*EXERCISE OBJECTIVE*:
Determine the number of lines in the data that include the word "doświadczenie", and write only that number.

Collected data
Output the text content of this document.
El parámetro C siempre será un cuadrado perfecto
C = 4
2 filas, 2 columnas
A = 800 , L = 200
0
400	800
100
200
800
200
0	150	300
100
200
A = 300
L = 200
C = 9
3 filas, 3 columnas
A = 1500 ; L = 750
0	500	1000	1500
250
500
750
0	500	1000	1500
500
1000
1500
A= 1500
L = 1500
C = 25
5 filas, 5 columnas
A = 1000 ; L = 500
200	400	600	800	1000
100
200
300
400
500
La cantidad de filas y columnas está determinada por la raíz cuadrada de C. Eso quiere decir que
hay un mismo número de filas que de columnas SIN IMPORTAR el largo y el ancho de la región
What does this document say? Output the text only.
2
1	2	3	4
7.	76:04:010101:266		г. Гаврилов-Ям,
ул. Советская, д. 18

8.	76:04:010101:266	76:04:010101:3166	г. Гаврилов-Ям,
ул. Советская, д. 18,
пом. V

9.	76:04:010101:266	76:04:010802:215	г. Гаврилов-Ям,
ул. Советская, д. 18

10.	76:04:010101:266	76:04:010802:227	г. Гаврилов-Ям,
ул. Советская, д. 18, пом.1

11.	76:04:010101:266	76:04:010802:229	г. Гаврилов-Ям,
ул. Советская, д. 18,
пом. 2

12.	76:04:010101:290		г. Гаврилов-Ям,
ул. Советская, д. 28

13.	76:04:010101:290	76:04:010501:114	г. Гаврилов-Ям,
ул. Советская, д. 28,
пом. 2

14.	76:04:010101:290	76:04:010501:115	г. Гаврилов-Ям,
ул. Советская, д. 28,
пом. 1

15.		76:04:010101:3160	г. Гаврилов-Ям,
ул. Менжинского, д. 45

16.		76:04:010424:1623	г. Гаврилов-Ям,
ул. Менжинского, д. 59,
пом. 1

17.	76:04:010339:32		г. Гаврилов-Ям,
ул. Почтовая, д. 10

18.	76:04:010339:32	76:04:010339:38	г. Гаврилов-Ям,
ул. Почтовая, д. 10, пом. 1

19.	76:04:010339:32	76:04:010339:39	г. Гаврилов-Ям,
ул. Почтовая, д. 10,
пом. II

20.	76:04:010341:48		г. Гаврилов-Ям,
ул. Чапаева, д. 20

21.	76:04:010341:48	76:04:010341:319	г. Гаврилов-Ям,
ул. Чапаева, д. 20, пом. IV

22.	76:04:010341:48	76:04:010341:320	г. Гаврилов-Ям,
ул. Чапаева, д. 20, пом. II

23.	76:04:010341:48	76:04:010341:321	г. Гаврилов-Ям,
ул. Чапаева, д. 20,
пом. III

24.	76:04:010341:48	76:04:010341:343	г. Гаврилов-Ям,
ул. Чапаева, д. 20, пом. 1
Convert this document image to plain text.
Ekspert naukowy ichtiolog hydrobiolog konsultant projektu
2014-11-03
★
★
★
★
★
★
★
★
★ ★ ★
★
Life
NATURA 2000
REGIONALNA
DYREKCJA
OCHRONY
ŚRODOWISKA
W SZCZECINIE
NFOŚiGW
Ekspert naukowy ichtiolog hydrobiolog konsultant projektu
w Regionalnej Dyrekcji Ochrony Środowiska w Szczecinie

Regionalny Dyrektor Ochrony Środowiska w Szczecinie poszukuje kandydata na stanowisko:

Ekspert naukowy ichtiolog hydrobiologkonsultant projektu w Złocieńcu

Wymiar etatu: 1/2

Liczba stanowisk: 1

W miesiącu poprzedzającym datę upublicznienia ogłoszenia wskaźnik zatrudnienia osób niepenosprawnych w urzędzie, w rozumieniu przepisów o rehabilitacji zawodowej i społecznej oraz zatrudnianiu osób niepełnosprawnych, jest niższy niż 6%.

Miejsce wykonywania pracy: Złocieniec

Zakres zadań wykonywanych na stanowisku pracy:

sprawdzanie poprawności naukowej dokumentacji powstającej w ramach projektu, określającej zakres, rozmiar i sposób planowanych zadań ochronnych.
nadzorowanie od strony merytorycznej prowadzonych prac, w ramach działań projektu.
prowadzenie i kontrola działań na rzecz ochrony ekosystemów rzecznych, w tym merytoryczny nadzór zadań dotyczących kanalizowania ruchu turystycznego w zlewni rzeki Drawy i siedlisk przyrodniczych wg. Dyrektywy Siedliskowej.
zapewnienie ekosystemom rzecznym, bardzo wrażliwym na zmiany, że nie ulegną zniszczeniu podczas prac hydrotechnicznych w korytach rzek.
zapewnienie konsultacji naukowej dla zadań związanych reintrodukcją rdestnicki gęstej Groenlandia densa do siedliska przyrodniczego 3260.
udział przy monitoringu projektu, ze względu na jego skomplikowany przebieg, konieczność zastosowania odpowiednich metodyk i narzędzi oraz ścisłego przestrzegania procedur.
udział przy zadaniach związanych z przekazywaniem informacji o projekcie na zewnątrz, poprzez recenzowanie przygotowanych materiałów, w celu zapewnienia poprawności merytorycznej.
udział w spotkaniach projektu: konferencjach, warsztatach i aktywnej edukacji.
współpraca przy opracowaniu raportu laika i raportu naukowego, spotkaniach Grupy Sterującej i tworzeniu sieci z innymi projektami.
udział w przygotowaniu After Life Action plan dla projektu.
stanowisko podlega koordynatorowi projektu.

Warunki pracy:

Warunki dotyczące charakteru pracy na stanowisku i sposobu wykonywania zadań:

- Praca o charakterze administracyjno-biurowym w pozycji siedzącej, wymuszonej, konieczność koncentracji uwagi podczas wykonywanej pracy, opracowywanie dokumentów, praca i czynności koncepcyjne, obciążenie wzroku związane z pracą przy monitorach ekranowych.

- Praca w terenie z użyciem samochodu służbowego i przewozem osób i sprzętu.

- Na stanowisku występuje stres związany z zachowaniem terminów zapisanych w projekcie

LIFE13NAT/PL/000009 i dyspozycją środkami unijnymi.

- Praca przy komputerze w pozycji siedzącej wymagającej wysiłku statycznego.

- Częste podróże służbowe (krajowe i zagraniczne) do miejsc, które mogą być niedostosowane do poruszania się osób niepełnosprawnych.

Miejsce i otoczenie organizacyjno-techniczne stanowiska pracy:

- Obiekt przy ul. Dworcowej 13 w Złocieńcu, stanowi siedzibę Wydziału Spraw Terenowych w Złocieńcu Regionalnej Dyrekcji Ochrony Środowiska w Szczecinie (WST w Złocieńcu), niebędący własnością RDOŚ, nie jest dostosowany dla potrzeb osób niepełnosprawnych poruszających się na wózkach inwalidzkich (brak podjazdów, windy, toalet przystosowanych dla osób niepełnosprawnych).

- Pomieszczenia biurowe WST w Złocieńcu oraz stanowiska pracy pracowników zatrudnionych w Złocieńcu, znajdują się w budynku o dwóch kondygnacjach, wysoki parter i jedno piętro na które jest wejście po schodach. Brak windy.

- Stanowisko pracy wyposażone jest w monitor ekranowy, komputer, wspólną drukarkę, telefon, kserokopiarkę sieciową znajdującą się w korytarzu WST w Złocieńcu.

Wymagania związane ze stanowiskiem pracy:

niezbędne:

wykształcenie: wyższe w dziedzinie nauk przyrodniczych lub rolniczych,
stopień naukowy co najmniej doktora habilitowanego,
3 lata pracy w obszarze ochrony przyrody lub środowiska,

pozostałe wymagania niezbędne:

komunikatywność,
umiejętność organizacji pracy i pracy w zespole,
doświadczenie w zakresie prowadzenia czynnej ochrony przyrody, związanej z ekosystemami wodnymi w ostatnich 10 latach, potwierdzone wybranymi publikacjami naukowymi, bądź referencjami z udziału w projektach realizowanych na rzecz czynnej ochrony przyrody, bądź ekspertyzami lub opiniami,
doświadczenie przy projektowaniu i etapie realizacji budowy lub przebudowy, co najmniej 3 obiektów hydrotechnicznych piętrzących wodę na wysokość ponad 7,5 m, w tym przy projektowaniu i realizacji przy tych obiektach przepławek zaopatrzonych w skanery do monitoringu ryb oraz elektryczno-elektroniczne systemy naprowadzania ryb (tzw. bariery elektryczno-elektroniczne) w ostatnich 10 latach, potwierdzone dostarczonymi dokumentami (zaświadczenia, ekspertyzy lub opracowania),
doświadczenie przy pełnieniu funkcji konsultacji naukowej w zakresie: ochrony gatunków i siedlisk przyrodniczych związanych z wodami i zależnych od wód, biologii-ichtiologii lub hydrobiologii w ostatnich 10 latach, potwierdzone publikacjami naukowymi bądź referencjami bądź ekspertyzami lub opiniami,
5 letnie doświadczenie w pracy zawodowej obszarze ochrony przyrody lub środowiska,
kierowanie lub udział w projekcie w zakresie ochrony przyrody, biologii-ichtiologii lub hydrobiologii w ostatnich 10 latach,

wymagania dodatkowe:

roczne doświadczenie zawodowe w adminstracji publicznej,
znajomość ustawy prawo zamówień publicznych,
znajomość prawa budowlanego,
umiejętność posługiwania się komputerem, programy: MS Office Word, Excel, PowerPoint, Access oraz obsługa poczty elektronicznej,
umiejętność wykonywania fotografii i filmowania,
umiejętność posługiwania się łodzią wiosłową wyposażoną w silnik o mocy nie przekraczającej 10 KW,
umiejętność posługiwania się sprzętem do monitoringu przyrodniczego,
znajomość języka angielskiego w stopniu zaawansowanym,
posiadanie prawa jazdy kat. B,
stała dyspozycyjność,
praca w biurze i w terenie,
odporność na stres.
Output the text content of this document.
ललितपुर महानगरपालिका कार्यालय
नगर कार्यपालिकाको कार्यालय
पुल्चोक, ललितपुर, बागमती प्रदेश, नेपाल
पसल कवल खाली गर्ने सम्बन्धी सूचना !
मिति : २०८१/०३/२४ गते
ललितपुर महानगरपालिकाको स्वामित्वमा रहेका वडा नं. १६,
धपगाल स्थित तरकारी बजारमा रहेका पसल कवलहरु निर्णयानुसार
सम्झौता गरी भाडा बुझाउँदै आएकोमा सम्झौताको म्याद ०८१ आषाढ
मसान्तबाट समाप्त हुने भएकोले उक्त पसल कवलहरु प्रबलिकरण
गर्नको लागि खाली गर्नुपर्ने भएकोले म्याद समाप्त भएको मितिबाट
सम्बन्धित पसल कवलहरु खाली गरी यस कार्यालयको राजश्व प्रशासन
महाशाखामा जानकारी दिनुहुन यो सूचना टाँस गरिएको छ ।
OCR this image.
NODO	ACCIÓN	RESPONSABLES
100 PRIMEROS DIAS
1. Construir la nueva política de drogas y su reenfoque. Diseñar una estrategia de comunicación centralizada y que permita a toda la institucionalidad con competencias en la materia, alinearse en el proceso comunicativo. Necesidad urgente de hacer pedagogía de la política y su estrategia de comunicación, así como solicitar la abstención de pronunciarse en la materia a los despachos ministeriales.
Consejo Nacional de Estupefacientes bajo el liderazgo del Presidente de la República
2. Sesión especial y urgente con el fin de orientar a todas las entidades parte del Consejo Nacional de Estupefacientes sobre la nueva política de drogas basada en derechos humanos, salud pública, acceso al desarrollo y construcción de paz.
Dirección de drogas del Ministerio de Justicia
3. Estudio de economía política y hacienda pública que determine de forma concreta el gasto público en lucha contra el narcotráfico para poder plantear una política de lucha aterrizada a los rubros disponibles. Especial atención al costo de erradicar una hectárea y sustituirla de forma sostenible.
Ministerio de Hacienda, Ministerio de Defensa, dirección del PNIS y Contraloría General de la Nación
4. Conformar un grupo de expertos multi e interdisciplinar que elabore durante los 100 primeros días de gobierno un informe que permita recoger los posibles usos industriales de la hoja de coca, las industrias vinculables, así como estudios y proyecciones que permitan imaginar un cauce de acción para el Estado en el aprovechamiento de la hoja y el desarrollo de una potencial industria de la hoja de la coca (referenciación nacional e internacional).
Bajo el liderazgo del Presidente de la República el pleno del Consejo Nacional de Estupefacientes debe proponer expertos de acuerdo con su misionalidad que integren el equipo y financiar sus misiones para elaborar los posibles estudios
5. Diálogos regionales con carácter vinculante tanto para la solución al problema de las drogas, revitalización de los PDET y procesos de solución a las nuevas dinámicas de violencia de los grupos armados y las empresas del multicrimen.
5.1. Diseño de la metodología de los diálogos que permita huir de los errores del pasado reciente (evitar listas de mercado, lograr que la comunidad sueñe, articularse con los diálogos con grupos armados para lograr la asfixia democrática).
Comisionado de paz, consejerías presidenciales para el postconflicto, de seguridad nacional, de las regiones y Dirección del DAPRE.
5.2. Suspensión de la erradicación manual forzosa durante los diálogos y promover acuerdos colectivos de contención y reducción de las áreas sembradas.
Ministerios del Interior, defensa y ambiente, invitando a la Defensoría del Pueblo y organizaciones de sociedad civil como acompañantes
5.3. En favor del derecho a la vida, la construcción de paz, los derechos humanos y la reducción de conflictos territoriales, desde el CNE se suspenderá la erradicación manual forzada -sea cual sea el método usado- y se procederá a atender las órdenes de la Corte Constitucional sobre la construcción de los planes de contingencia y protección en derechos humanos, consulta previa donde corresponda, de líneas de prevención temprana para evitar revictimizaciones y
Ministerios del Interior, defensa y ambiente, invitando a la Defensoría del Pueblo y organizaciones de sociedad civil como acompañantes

*COMPLETED TASK*:
5